§ **Aim**
Search the records that follow and extract every line containing the string "manusia".

[Dataset entries]

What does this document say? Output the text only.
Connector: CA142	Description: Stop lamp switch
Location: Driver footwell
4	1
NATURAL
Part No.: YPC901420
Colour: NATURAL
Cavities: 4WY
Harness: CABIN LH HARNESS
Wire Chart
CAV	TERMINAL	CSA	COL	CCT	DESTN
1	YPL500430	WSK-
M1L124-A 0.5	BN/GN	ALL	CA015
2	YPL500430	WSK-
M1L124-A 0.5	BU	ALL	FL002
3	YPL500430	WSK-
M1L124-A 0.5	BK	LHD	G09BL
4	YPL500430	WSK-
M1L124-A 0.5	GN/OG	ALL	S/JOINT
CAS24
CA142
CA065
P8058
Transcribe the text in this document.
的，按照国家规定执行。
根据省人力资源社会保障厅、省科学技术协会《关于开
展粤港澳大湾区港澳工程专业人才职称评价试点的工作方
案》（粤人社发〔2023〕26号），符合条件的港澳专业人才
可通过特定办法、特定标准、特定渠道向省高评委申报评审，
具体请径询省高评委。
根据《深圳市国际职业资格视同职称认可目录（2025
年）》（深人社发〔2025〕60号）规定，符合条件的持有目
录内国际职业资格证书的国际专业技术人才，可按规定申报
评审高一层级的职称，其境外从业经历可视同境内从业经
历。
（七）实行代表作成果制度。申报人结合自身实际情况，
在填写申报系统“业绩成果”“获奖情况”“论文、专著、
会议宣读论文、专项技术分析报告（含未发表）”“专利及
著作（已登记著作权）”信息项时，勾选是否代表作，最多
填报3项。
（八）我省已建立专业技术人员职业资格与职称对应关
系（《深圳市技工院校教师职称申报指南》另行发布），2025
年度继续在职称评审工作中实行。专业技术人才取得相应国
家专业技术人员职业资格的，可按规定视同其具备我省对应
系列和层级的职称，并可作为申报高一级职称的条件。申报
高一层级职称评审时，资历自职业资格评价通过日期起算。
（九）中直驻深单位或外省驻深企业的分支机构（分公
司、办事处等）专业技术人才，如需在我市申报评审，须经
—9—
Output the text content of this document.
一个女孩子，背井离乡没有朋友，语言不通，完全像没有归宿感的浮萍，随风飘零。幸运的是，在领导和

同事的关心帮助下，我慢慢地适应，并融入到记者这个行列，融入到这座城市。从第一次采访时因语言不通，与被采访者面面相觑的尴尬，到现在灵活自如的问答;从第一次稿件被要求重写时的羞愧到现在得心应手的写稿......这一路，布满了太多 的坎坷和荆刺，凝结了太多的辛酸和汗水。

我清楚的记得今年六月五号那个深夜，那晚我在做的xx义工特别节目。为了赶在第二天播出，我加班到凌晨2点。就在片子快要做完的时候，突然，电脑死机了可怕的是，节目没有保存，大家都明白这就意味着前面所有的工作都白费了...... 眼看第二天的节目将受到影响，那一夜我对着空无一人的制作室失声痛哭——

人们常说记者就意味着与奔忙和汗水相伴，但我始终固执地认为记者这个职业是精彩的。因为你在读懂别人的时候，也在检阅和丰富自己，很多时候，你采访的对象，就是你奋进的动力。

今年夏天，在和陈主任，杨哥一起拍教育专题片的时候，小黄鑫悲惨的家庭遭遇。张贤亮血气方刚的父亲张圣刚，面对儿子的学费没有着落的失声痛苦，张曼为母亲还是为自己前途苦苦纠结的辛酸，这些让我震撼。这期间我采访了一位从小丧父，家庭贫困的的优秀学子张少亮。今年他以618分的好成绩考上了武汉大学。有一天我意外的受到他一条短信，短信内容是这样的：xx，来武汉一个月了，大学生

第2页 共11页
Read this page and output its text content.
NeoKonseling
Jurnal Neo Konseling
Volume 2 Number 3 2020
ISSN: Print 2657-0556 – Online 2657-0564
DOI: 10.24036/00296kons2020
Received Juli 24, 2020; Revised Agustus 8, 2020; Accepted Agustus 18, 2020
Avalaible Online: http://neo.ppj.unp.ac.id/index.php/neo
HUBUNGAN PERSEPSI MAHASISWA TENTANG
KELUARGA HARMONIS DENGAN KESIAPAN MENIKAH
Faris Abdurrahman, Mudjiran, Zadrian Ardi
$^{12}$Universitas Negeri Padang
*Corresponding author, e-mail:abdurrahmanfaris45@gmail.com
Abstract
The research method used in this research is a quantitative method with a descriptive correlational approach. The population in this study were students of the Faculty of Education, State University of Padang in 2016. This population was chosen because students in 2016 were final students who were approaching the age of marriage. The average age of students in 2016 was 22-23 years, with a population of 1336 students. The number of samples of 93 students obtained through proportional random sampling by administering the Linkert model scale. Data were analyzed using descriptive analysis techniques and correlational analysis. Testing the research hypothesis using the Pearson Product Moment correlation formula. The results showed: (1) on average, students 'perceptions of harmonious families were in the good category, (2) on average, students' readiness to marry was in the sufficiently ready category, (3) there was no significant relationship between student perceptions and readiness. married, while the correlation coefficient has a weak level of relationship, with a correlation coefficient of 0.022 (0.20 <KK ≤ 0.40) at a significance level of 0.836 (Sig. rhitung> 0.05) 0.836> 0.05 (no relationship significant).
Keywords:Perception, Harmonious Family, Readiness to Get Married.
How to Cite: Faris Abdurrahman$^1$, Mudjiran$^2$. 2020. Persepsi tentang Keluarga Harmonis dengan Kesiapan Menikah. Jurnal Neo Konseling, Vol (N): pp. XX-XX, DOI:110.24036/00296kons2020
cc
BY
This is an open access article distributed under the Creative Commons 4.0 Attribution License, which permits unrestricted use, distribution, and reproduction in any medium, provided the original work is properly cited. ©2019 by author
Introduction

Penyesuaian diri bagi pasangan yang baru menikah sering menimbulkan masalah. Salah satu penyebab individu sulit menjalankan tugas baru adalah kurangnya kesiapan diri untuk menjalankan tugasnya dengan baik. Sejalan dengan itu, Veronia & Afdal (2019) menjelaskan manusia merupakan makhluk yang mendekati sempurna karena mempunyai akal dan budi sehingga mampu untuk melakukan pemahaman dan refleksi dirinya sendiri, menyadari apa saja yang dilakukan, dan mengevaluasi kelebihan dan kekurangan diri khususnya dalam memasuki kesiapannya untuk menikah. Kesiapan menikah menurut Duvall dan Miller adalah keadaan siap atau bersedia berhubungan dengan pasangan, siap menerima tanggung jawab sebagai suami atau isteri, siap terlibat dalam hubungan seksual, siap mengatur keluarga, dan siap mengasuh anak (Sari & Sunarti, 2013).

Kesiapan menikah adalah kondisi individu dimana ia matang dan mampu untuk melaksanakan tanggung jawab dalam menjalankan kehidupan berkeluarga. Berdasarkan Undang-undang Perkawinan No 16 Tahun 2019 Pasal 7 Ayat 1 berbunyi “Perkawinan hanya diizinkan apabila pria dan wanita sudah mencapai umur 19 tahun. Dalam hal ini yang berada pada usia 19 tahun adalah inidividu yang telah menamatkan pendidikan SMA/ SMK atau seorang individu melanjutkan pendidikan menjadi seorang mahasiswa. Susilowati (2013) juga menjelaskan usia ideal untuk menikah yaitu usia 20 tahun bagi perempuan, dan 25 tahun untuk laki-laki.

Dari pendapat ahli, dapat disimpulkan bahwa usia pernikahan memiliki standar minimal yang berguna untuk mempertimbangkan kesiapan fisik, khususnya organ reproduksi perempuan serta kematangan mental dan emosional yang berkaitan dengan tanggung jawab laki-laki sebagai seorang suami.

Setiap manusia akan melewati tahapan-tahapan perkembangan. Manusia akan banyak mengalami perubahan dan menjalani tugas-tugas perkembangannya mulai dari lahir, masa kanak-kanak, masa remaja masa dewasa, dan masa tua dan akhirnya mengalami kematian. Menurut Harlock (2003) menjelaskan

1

§ **Written solution**
Penyesuaian diri bagi pasangan yang baru menikah sering menimbulkan masalah. Salah satu penyebab individu sulit menjalankan tugas baru adalah kurangnya kesiapan diri untuk menjalankan tugasnya dengan baik. Sejalan dengan itu, Veronia & Afdal (2019) menjelaskan manusia merupakan makhluk yang mendekati sempurna karena mempunyai akal dan budi sehingga mampu untuk melakukan pemahaman dan refleksi dirinya sendiri, menyadari apa saja yang dilakukan, dan mengevaluasi kelebihan dan kekurangan diri khususnya dalam memasuki kesiapannya untuk menikah. Kesiapan menikah menurut Duvall dan Miller adalah keadaan siap atau bersedia berhubungan dengan pasangan, siap menerima tanggung jawab sebagai suami atau isteri, siap terlibat dalam hubungan seksual, siap mengatur keluarga, dan siap mengasuh anak (Sari & Sunarti, 2013).
Setiap manusia akan melewati tahapan-tahapan perkembangan. Manusia akan banyak mengalami perubahan dan menjalani tugas-tugas perkembangannya mulai dari lahir, masa kanak-kanak, masa remaja masa dewasa, dan masa tua dan akhirnya mengalami kematian. Menurut Harlock (2003) menjelaskan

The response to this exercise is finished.